Extract the listing in its entirety, keeping each line identical to the original.

● ● ● ●

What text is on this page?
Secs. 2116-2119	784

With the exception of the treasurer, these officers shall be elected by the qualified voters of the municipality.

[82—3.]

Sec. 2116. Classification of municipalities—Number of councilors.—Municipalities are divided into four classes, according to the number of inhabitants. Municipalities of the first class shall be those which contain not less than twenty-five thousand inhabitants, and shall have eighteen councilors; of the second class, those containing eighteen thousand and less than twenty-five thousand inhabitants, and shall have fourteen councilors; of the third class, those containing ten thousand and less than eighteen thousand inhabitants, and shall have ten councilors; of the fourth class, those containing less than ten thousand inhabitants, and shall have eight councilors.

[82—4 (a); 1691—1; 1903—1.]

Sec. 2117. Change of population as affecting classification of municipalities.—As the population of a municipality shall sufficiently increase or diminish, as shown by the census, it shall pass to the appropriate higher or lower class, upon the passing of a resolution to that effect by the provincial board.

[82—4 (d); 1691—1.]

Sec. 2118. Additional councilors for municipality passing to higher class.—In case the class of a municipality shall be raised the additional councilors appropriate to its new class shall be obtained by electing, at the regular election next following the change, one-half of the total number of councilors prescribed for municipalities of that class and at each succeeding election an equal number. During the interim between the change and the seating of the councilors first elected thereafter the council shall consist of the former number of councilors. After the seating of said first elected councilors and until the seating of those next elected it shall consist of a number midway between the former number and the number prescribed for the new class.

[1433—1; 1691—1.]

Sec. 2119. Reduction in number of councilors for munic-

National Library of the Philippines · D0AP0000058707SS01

● ● ● ●

§ Task output:
What text is on this page?
Secs. 2116-2119	784

With the exception of the treasurer, these officers shall be elected by the qualified voters of the municipality.

[82—3.]

Sec. 2116. Classification of municipalities—Number of councilors.—Municipalities are divided into four classes, according to the number of inhabitants. Municipalities of the first class shall be those which contain not less than twenty-five thousand inhabitants, and shall have eighteen councilors; of the second class, those containing eighteen thousand and less than twenty-five thousand inhabitants, and shall have fourteen councilors; of the third class, those containing ten thousand and less than eighteen thousand inhabitants, and shall have ten councilors; of the fourth class, those containing less than ten thousand inhabitants, and shall have eight councilors.

[82—4 (a); 1691—1; 1903—1.]

Sec. 2117. Change of population as affecting classification of municipalities.—As the population of a municipality shall sufficiently increase or diminish, as shown by the census, it shall pass to the appropriate higher or lower class, upon the passing of a resolution to that effect by the provincial board.

[82—4 (d); 1691—1.]

Sec. 2118. Additional councilors for municipality passing to higher class.—In case the class of a municipality shall be raised the additional councilors appropriate to its new class shall be obtained by electing, at the regular election next following the change, one-half of the total number of councilors prescribed for municipalities of that class and at each succeeding election an equal number. During the interim between the change and the seating of the councilors first elected thereafter the council shall consist of the former number of councilors. After the seating of said first elected councilors and until the seating of those next elected it shall consist of a number midway between the former number and the number prescribed for the new class.

[1433—1; 1691—1.]

Sec. 2119. Reduction in number of councilors for munic-

National Library of the Philippines · D0AP0000058707SS01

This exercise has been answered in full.